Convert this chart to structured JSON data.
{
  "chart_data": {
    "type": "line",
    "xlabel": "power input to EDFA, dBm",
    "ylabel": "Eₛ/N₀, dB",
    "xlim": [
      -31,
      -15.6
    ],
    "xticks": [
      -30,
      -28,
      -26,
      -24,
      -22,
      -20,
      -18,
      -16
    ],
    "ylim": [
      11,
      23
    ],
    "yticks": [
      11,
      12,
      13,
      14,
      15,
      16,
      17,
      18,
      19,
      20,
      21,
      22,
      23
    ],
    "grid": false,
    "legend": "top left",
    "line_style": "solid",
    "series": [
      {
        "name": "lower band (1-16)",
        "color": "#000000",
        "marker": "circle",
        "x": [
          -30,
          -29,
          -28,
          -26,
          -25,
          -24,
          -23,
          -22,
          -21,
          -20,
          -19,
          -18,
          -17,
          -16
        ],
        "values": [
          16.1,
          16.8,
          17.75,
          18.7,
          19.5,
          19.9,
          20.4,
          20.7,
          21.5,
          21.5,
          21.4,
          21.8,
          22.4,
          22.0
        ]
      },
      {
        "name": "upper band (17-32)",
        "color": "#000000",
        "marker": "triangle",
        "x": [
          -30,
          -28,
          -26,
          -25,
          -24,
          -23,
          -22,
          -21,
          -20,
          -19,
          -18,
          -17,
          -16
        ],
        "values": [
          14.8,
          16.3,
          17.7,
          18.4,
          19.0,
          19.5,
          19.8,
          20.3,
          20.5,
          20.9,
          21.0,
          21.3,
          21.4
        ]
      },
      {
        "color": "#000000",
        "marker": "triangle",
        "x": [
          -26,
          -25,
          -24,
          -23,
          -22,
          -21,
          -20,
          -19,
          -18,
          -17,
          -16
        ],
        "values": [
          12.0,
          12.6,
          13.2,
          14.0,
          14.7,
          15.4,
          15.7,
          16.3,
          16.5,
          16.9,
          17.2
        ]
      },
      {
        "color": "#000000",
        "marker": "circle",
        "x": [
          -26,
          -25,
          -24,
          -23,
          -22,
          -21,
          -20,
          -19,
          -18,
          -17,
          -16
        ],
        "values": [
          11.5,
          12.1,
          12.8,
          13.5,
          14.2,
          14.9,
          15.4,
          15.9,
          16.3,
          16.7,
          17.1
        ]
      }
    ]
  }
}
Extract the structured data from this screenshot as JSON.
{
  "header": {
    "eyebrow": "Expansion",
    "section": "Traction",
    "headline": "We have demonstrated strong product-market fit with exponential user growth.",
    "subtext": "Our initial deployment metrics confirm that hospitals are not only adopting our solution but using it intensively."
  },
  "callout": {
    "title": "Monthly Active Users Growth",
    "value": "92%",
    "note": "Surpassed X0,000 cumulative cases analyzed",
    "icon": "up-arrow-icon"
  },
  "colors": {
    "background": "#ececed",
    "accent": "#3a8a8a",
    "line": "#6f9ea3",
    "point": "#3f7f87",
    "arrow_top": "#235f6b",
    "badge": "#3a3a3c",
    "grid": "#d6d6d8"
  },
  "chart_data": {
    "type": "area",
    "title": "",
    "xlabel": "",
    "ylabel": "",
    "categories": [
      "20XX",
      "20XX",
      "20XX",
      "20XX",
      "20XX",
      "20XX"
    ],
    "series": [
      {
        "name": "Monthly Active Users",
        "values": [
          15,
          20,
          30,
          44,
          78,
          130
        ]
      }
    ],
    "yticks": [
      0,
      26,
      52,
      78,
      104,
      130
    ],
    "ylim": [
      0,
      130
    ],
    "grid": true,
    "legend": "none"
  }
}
=====
▶ **OBJECTIVE**
Write out the data exactly as it stands.

▶ **WORKED ANSWER**
Convert this chart to structured JSON data.
{
  "chart_data": {
    "type": "line",
    "xlabel": "power input to EDFA, dBm",
    "ylabel": "Eₛ/N₀, dB",
    "xlim": [
      -31,
      -15.6
    ],
    "xticks": [
      -30,
      -28,
      -26,
      -24,
      -22,
      -20,
      -18,
      -16
    ],
    "ylim": [
      11,
      23
    ],
    "yticks": [
      11,
      12,
      13,
      14,
      15,
      16,
      17,
      18,
      19,
      20,
      21,
      22,
      23
    ],
    "grid": false,
    "legend": "top left",
    "line_style": "solid",
    "series": [
      {
        "name": "lower band (1-16)",
        "color": "#000000",
        "marker": "circle",
        "x": [
          -30,
          -29,
          -28,
          -26,
          -25,
          -24,
          -23,
          -22,
          -21,
          -20,
          -19,
          -18,
          -17,
          -16
        ],
        "values": [
          16.1,
          16.8,
          17.75,
          18.7,
          19.5,
          19.9,
          20.4,
          20.7,
          21.5,
          21.5,
          21.4,
          21.8,
          22.4,
          22.0
        ]
      },
      {
        "name": "upper band (17-32)",
        "color": "#000000",
        "marker": "triangle",
        "x": [
          -30,
          -28,
          -26,
          -25,
          -24,
          -23,
          -22,
          -21,
          -20,
          -19,
          -18,
          -17,
          -16
        ],
        "values": [
          14.8,
          16.3,
          17.7,
          18.4,
          19.0,
          19.5,
          19.8,
          20.3,
          20.5,
          20.9,
          21.0,
          21.3,
          21.4
        ]
      },
      {
        "color": "#000000",
        "marker": "triangle",
        "x": [
          -26,
          -25,
          -24,
          -23,
          -22,
          -21,
          -20,
          -19,
          -18,
          -17,
          -16
        ],
        "values": [
          12.0,
          12.6,
          13.2,
          14.0,
          14.7,
          15.4,
          15.7,
          16.3,
          16.5,
          16.9,
          17.2
        ]
      },
      {
        "color": "#000000",
        "marker": "circle",
        "x": [
          -26,
          -25,
          -24,
          -23,
          -22,
          -21,
          -20,
          -19,
          -18,
          -17,
          -16
        ],
        "values": [
          11.5,
          12.1,
          12.8,
          13.5,
          14.2,
          14.9,
          15.4,
          15.9,
          16.3,
          16.7,
          17.1
        ]
      }
    ]
  }
}
Extract the structured data from this screenshot as JSON.
{
  "header": {
    "eyebrow": "Expansion",
    "section": "Traction",
    "headline": "We have demonstrated strong product-market fit with exponential user growth.",
    "subtext": "Our initial deployment metrics confirm that hospitals are not only adopting our solution but using it intensively."
  },
  "callout": {
    "title": "Monthly Active Users Growth",
    "value": "92%",
    "note": "Surpassed X0,000 cumulative cases analyzed",
    "icon": "up-arrow-icon"
  },
  "colors": {
    "background": "#ececed",
    "accent": "#3a8a8a",
    "line": "#6f9ea3",
    "point": "#3f7f87",
    "arrow_top": "#235f6b",
    "badge": "#3a3a3c",
    "grid": "#d6d6d8"
  },
  "chart_data": {
    "type": "area",
    "title": "",
    "xlabel": "",
    "ylabel": "",
    "categories": [
      "20XX",
      "20XX",
      "20XX",
      "20XX",
      "20XX",
      "20XX"
    ],
    "series": [
      {
        "name": "Monthly Active Users",
        "values": [
          15,
          20,
          30,
          44,
          78,
          130
        ]
      }
    ],
    "yticks": [
      0,
      26,
      52,
      78,
      104,
      130
    ],
    "ylim": [
      0,
      130
    ],
    "grid": true,
    "legend": "none"
  }
}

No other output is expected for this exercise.